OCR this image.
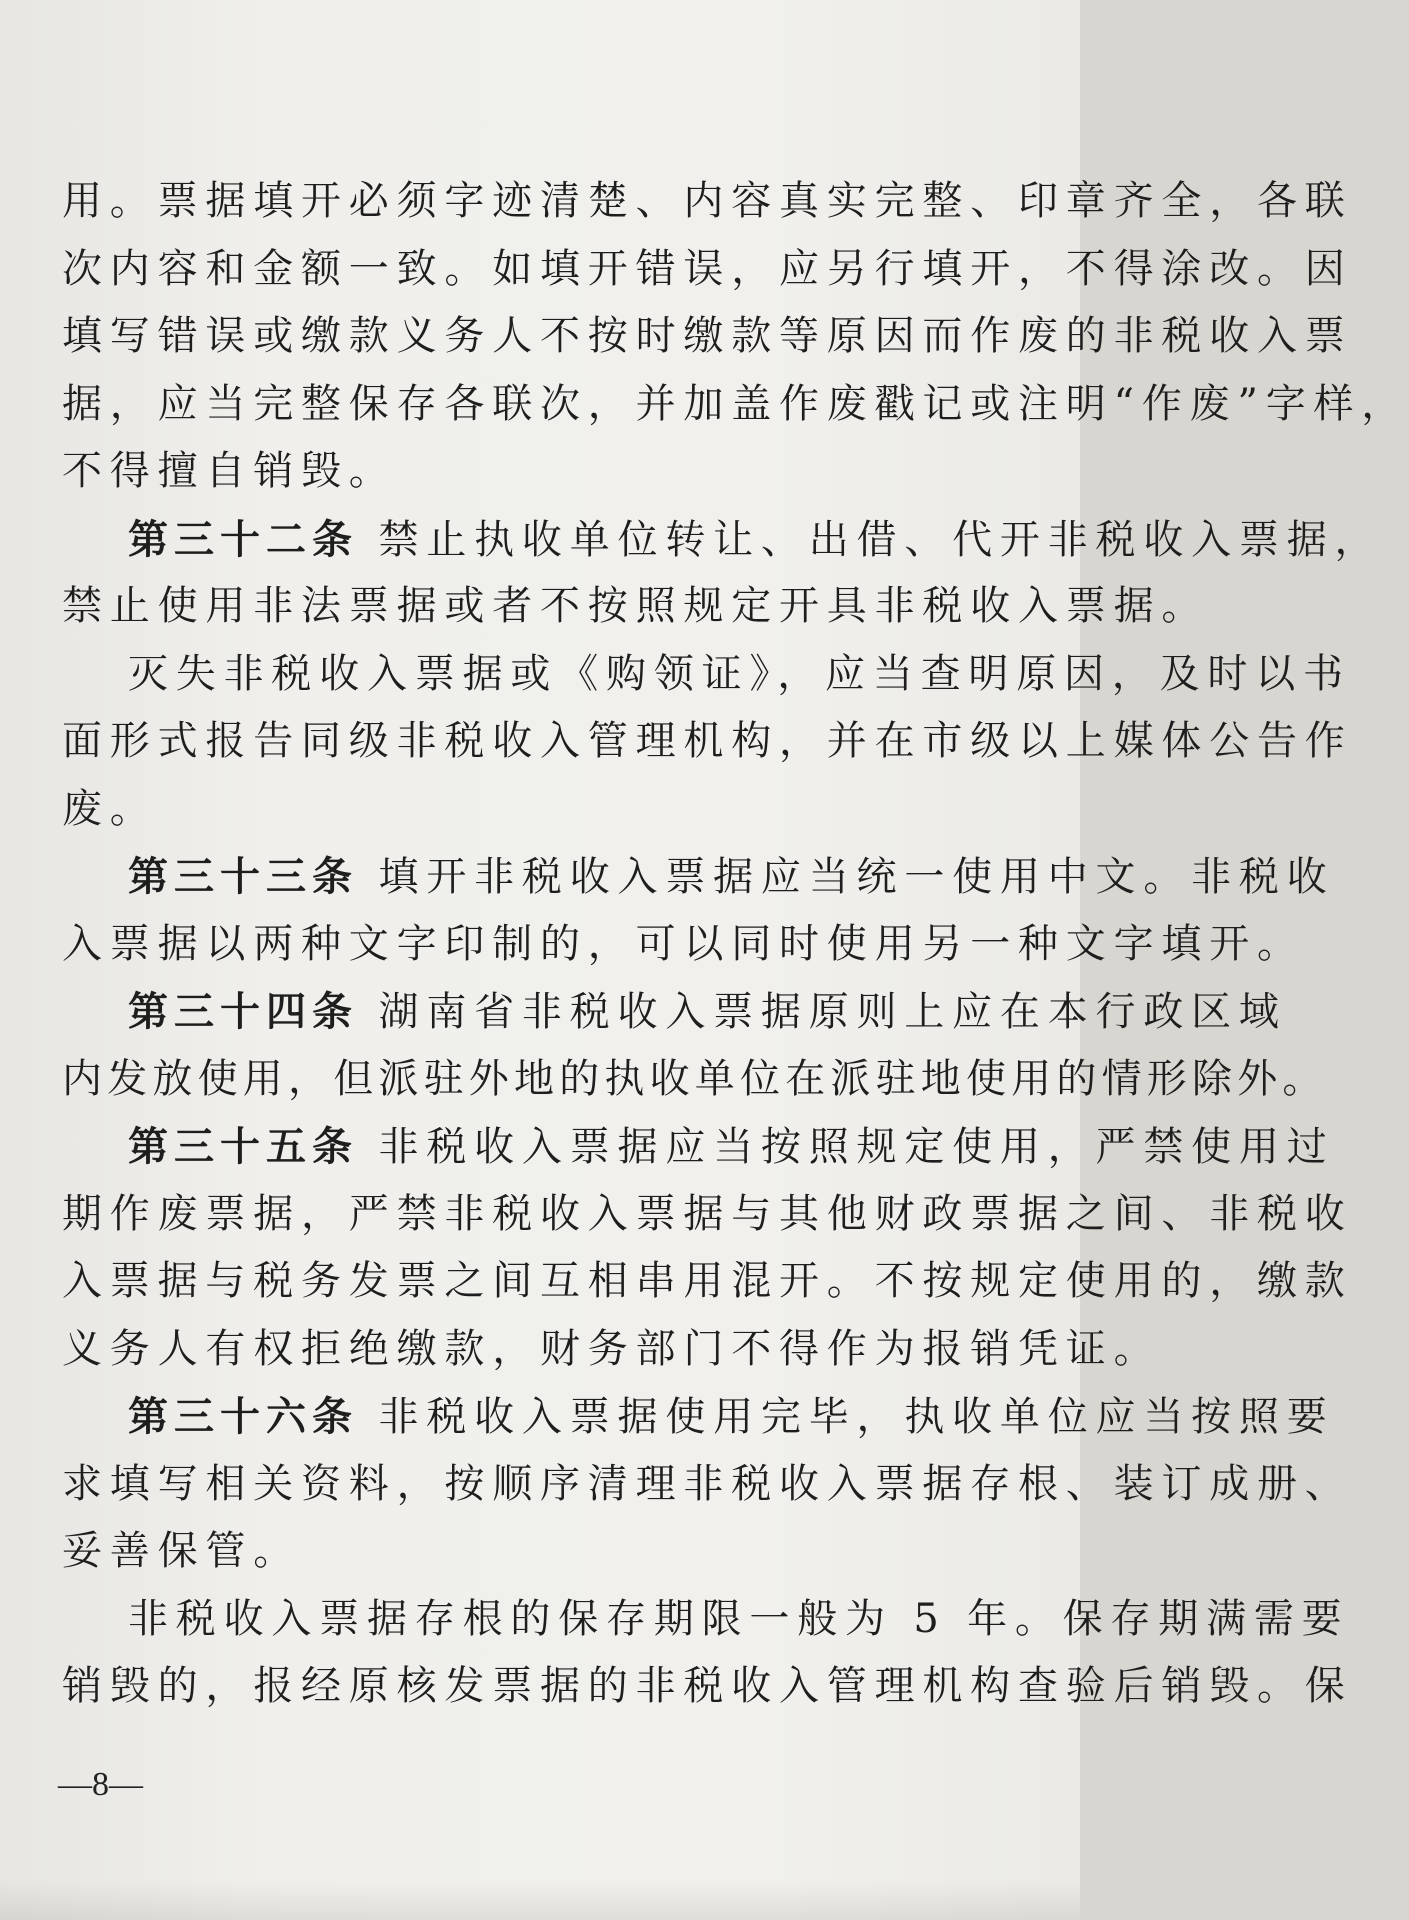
用。票据填开必须字迹清楚、内容真实完整、印章齐全，各联
次内容和金额一致。如填开错误，应另行填开，不得涂改。因
填写错误或缴款义务人不按时缴款等原因而作废的非税收入票
据，应当完整保存各联次，并加盖作废戳记或注明“作废”字样，
不得擅自销毁。
第三十二条 禁止执收单位转让、出借、代开非税收入票据，
禁止使用非法票据或者不按照规定开具非税收入票据。
灭失非税收入票据或《购领证》，应当查明原因，及时以书
面形式报告同级非税收入管理机构，并在市级以上媒体公告作
废。
第三十三条 填开非税收入票据应当统一使用中文。非税收
入票据以两种文字印制的，可以同时使用另一种文字填开。
第三十四条 湖南省非税收入票据原则上应在本行政区域
内发放使用，但派驻外地的执收单位在派驻地使用的情形除外。
第三十五条 非税收入票据应当按照规定使用，严禁使用过
期作废票据，严禁非税收入票据与其他财政票据之间、非税收
入票据与税务发票之间互相串用混开。不按规定使用的，缴款
义务人有权拒绝缴款，财务部门不得作为报销凭证。
第三十六条 非税收入票据使用完毕，执收单位应当按照要
求填写相关资料，按顺序清理非税收入票据存根、装订成册、
妥善保管。
非税收入票据存根的保存期限一般为 5 年。保存期满需要
销毁的，报经原核发票据的非税收入管理机构查验后销毁。保
—8—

-- -- --

## Problem details
Output an exact copy of the material, with the pictures removed.

## Result below
OCR this image.
用。票据填开必须字迹清楚、内容真实完整、印章齐全，各联
次内容和金额一致。如填开错误，应另行填开，不得涂改。因
填写错误或缴款义务人不按时缴款等原因而作废的非税收入票
据，应当完整保存各联次，并加盖作废戳记或注明“作废”字样，
不得擅自销毁。
第三十二条 禁止执收单位转让、出借、代开非税收入票据，
禁止使用非法票据或者不按照规定开具非税收入票据。
灭失非税收入票据或《购领证》，应当查明原因，及时以书
面形式报告同级非税收入管理机构，并在市级以上媒体公告作
废。
第三十三条 填开非税收入票据应当统一使用中文。非税收
入票据以两种文字印制的，可以同时使用另一种文字填开。
第三十四条 湖南省非税收入票据原则上应在本行政区域
内发放使用，但派驻外地的执收单位在派驻地使用的情形除外。
第三十五条 非税收入票据应当按照规定使用，严禁使用过
期作废票据，严禁非税收入票据与其他财政票据之间、非税收
入票据与税务发票之间互相串用混开。不按规定使用的，缴款
义务人有权拒绝缴款，财务部门不得作为报销凭证。
第三十六条 非税收入票据使用完毕，执收单位应当按照要
求填写相关资料，按顺序清理非税收入票据存根、装订成册、
妥善保管。
非税收入票据存根的保存期限一般为 5 年。保存期满需要
销毁的，报经原核发票据的非税收入管理机构查验后销毁。保
—8—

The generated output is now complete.